• WHAT THE EXERCISE ASKS:
Could you write out every record below exactly, leaving out any pictures?

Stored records
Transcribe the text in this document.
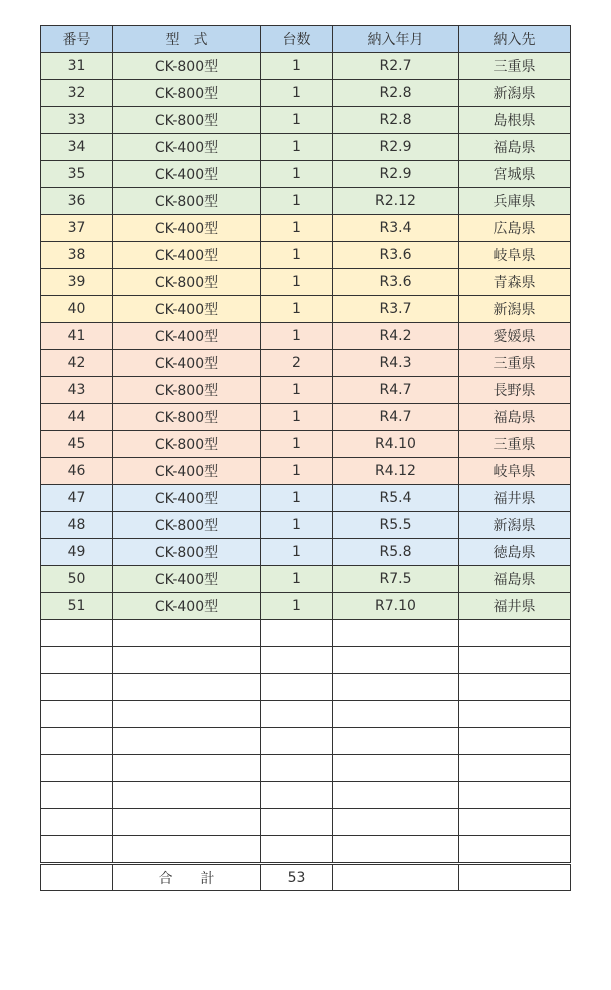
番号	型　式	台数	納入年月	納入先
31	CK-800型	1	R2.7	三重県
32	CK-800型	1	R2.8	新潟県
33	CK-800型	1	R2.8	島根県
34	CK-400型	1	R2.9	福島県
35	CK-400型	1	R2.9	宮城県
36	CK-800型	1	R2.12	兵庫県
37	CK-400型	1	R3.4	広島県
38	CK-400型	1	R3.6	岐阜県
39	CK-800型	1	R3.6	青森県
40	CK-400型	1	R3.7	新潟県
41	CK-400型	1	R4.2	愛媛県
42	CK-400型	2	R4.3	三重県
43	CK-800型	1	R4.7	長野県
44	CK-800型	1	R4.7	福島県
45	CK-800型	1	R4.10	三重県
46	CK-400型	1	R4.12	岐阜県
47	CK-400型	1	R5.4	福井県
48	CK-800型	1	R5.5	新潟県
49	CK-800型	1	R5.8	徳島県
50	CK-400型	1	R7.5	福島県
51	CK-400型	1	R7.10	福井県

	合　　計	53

• EXERCISE OUTPUT:
Transcribe the text in this document.
番号	型　式	台数	納入年月	納入先
31	CK-800型	1	R2.7	三重県
32	CK-800型	1	R2.8	新潟県
33	CK-800型	1	R2.8	島根県
34	CK-400型	1	R2.9	福島県
35	CK-400型	1	R2.9	宮城県
36	CK-800型	1	R2.12	兵庫県
37	CK-400型	1	R3.4	広島県
38	CK-400型	1	R3.6	岐阜県
39	CK-800型	1	R3.6	青森県
40	CK-400型	1	R3.7	新潟県
41	CK-400型	1	R4.2	愛媛県
42	CK-400型	2	R4.3	三重県
43	CK-800型	1	R4.7	長野県
44	CK-800型	1	R4.7	福島県
45	CK-800型	1	R4.10	三重県
46	CK-400型	1	R4.12	岐阜県
47	CK-400型	1	R5.4	福井県
48	CK-800型	1	R5.5	新潟県
49	CK-800型	1	R5.8	徳島県
50	CK-400型	1	R7.5	福島県
51	CK-400型	1	R7.10	福井県

	合　　計	53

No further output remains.